*SUPPLIED INFORMATION:*
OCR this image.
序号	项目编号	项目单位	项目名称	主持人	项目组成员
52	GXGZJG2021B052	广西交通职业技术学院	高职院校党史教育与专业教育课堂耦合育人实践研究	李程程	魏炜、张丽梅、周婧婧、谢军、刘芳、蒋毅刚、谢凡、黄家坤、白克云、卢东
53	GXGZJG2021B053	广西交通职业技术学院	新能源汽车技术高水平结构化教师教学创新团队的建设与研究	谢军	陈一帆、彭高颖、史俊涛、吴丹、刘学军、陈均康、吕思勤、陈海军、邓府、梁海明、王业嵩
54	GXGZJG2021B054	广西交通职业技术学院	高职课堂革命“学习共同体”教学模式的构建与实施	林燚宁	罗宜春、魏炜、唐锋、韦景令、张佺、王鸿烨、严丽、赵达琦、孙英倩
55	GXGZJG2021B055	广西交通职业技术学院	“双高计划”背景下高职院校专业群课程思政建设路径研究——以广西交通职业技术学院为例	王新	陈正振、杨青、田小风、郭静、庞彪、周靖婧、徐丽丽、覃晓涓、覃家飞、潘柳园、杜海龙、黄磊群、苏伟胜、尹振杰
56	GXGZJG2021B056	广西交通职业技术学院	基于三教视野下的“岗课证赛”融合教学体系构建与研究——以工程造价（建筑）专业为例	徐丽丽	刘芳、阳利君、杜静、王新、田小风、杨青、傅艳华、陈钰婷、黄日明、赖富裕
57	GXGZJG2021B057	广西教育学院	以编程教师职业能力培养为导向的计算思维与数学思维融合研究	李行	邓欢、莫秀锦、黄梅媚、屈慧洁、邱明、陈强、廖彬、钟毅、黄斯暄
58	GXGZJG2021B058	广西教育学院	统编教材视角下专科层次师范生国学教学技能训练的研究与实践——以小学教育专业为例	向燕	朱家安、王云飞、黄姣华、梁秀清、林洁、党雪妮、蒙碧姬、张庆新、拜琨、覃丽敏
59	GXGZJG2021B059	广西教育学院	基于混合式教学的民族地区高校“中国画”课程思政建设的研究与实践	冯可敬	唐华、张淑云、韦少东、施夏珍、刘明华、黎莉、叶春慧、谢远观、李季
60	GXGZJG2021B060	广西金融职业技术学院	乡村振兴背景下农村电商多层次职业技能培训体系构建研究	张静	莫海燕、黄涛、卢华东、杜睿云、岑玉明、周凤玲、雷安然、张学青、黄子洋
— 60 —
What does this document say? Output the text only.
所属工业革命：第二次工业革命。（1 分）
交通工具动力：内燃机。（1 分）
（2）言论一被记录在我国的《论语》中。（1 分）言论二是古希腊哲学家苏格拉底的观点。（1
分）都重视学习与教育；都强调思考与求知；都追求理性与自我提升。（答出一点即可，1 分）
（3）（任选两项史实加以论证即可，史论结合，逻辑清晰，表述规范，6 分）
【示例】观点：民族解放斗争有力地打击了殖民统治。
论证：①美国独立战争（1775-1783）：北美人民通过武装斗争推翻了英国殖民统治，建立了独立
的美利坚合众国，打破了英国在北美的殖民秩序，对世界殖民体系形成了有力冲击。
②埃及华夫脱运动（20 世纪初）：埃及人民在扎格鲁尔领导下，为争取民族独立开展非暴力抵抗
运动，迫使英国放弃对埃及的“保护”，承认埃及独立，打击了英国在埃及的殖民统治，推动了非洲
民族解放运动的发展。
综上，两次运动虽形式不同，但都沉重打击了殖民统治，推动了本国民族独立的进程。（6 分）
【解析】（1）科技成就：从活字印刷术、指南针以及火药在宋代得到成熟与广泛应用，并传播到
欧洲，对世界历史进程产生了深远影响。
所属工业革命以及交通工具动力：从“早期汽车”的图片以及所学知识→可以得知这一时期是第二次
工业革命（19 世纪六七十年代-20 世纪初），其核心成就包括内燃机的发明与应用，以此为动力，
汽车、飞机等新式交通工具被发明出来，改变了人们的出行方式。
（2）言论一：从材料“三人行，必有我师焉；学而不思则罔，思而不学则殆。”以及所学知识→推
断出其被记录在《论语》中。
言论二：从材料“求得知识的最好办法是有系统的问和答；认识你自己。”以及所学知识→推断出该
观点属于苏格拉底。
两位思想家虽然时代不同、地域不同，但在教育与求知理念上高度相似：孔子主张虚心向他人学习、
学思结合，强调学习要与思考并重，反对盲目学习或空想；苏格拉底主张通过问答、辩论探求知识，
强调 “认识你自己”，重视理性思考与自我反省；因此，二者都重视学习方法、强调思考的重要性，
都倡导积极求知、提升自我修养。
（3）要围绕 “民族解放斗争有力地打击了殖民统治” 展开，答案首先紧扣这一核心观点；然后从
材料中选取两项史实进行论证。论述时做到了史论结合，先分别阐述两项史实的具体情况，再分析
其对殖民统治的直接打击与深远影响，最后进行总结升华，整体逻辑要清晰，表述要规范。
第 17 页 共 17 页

*EXERCISE DESCRIPTION:*
Copy every line of the material, please, keeping it exactly the same.

*WRITTEN RESPONSE:*
OCR this image.
序号	项目编号	项目单位	项目名称	主持人	项目组成员
52	GXGZJG2021B052	广西交通职业技术学院	高职院校党史教育与专业教育课堂耦合育人实践研究	李程程	魏炜、张丽梅、周婧婧、谢军、刘芳、蒋毅刚、谢凡、黄家坤、白克云、卢东
53	GXGZJG2021B053	广西交通职业技术学院	新能源汽车技术高水平结构化教师教学创新团队的建设与研究	谢军	陈一帆、彭高颖、史俊涛、吴丹、刘学军、陈均康、吕思勤、陈海军、邓府、梁海明、王业嵩
54	GXGZJG2021B054	广西交通职业技术学院	高职课堂革命“学习共同体”教学模式的构建与实施	林燚宁	罗宜春、魏炜、唐锋、韦景令、张佺、王鸿烨、严丽、赵达琦、孙英倩
55	GXGZJG2021B055	广西交通职业技术学院	“双高计划”背景下高职院校专业群课程思政建设路径研究——以广西交通职业技术学院为例	王新	陈正振、杨青、田小风、郭静、庞彪、周靖婧、徐丽丽、覃晓涓、覃家飞、潘柳园、杜海龙、黄磊群、苏伟胜、尹振杰
56	GXGZJG2021B056	广西交通职业技术学院	基于三教视野下的“岗课证赛”融合教学体系构建与研究——以工程造价（建筑）专业为例	徐丽丽	刘芳、阳利君、杜静、王新、田小风、杨青、傅艳华、陈钰婷、黄日明、赖富裕
57	GXGZJG2021B057	广西教育学院	以编程教师职业能力培养为导向的计算思维与数学思维融合研究	李行	邓欢、莫秀锦、黄梅媚、屈慧洁、邱明、陈强、廖彬、钟毅、黄斯暄
58	GXGZJG2021B058	广西教育学院	统编教材视角下专科层次师范生国学教学技能训练的研究与实践——以小学教育专业为例	向燕	朱家安、王云飞、黄姣华、梁秀清、林洁、党雪妮、蒙碧姬、张庆新、拜琨、覃丽敏
59	GXGZJG2021B059	广西教育学院	基于混合式教学的民族地区高校“中国画”课程思政建设的研究与实践	冯可敬	唐华、张淑云、韦少东、施夏珍、刘明华、黎莉、叶春慧、谢远观、李季
60	GXGZJG2021B060	广西金融职业技术学院	乡村振兴背景下农村电商多层次职业技能培训体系构建研究	张静	莫海燕、黄涛、卢华东、杜睿云、岑玉明、周凤玲、雷安然、张学青、黄子洋
— 60 —
What does this document say? Output the text only.
所属工业革命：第二次工业革命。（1 分）
交通工具动力：内燃机。（1 分）
（2）言论一被记录在我国的《论语》中。（1 分）言论二是古希腊哲学家苏格拉底的观点。（1
分）都重视学习与教育；都强调思考与求知；都追求理性与自我提升。（答出一点即可，1 分）
（3）（任选两项史实加以论证即可，史论结合，逻辑清晰，表述规范，6 分）
【示例】观点：民族解放斗争有力地打击了殖民统治。
论证：①美国独立战争（1775-1783）：北美人民通过武装斗争推翻了英国殖民统治，建立了独立
的美利坚合众国，打破了英国在北美的殖民秩序，对世界殖民体系形成了有力冲击。
②埃及华夫脱运动（20 世纪初）：埃及人民在扎格鲁尔领导下，为争取民族独立开展非暴力抵抗
运动，迫使英国放弃对埃及的“保护”，承认埃及独立，打击了英国在埃及的殖民统治，推动了非洲
民族解放运动的发展。
综上，两次运动虽形式不同，但都沉重打击了殖民统治，推动了本国民族独立的进程。（6 分）
【解析】（1）科技成就：从活字印刷术、指南针以及火药在宋代得到成熟与广泛应用，并传播到
欧洲，对世界历史进程产生了深远影响。
所属工业革命以及交通工具动力：从“早期汽车”的图片以及所学知识→可以得知这一时期是第二次
工业革命（19 世纪六七十年代-20 世纪初），其核心成就包括内燃机的发明与应用，以此为动力，
汽车、飞机等新式交通工具被发明出来，改变了人们的出行方式。
（2）言论一：从材料“三人行，必有我师焉；学而不思则罔，思而不学则殆。”以及所学知识→推
断出其被记录在《论语》中。
言论二：从材料“求得知识的最好办法是有系统的问和答；认识你自己。”以及所学知识→推断出该
观点属于苏格拉底。
两位思想家虽然时代不同、地域不同，但在教育与求知理念上高度相似：孔子主张虚心向他人学习、
学思结合，强调学习要与思考并重，反对盲目学习或空想；苏格拉底主张通过问答、辩论探求知识，
强调 “认识你自己”，重视理性思考与自我反省；因此，二者都重视学习方法、强调思考的重要性，
都倡导积极求知、提升自我修养。
（3）要围绕 “民族解放斗争有力地打击了殖民统治” 展开，答案首先紧扣这一核心观点；然后从
材料中选取两项史实进行论证。论述时做到了史论结合，先分别阐述两项史实的具体情况，再分析
其对殖民统治的直接打击与深远影响，最后进行总结升华，整体逻辑要清晰，表述要规范。
第 17 页 共 17 页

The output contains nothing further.